- Data for processing -

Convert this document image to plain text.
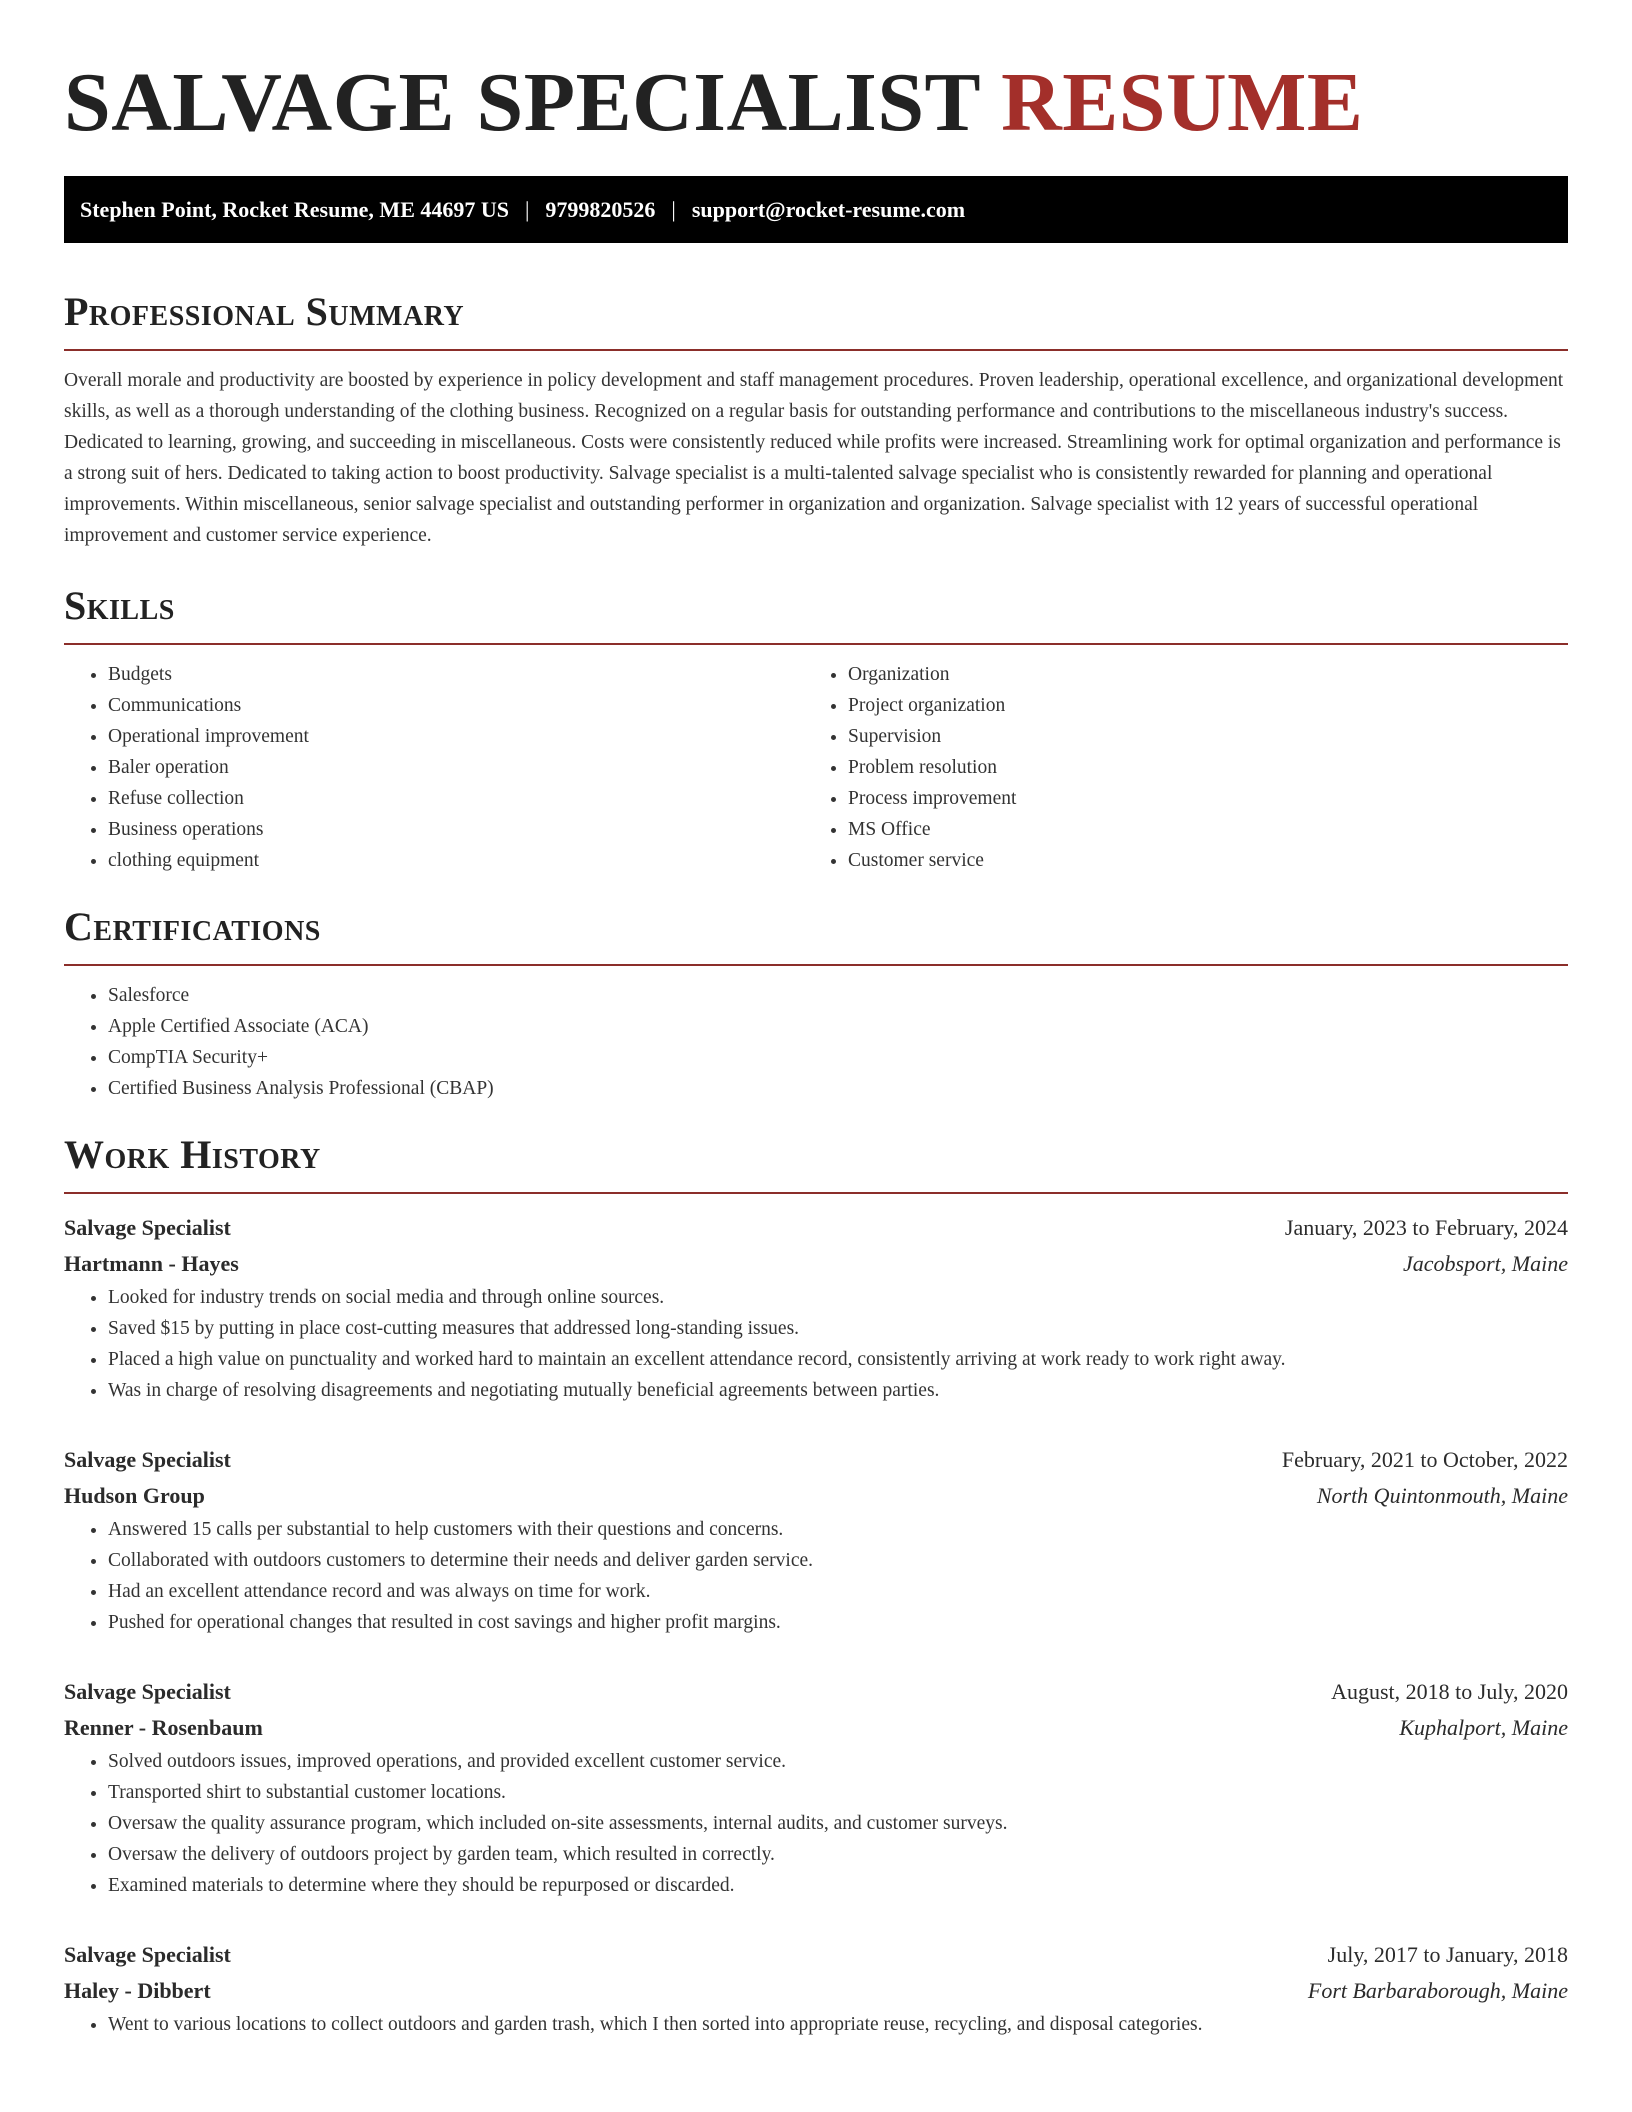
SALVAGE SPECIALIST RESUME
Stephen Point, Rocket Resume, ME 44697 US | 9799820526 | support@rocket-resume.com
Professional Summary

Overall morale and productivity are boosted by experience in policy development and staff management procedures. Proven leadership, operational excellence, and organizational development skills, as well as a thorough understanding of the clothing business. Recognized on a regular basis for outstanding performance and contributions to the miscellaneous industry's success. Dedicated to learning, growing, and succeeding in miscellaneous. Costs were consistently reduced while profits were increased. Streamlining work for optimal organization and performance is a strong suit of hers. Dedicated to taking action to boost productivity. Salvage specialist is a multi-talented salvage specialist who is consistently rewarded for planning and operational improvements. Within miscellaneous, senior salvage specialist and outstanding performer in organization and organization. Salvage specialist with 12 years of successful operational improvement and customer service experience.

Skills
• Budgets
• Communications
• Operational improvement
• Baler operation
• Refuse collection
• Business operations
• clothing equipment
• Organization
• Project organization
• Supervision
• Problem resolution
• Process improvement
• MS Office
• Customer service
Certifications
• Salesforce
• Apple Certified Associate (ACA)
• CompTIA Security+
• Certified Business Analysis Professional (CBAP)
Work History
Salvage Specialist	January, 2023 to February, 2024
Hartmann - Hayes	Jacobsport, Maine
• Looked for industry trends on social media and through online sources.
• Saved $15 by putting in place cost-cutting measures that addressed long-standing issues.
• Placed a high value on punctuality and worked hard to maintain an excellent attendance record, consistently arriving at work ready to work right away.
• Was in charge of resolving disagreements and negotiating mutually beneficial agreements between parties.
Salvage Specialist	February, 2021 to October, 2022
Hudson Group	North Quintonmouth, Maine
• Answered 15 calls per substantial to help customers with their questions and concerns.
• Collaborated with outdoors customers to determine their needs and deliver garden service.
• Had an excellent attendance record and was always on time for work.
• Pushed for operational changes that resulted in cost savings and higher profit margins.
Salvage Specialist	August, 2018 to July, 2020
Renner - Rosenbaum	Kuphalport, Maine
• Solved outdoors issues, improved operations, and provided excellent customer service.
• Transported shirt to substantial customer locations.
• Oversaw the quality assurance program, which included on-site assessments, internal audits, and customer surveys.
• Oversaw the delivery of outdoors project by garden team, which resulted in correctly.
• Examined materials to determine where they should be repurposed or discarded.
Salvage Specialist	July, 2017 to January, 2018
Haley - Dibbert	Fort Barbaraborough, Maine
• Went to various locations to collect outdoors and garden trash, which I then sorted into appropriate reuse, recycling, and disposal categories.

- Exercise -
Write out every line of the preceding listing that contains "Oversaw".

- Reply to the task -
• Oversaw the quality assurance program, which included on-site assessments, internal audits, and customer surveys.
• Oversaw the delivery of outdoors project by garden team, which resulted in correctly.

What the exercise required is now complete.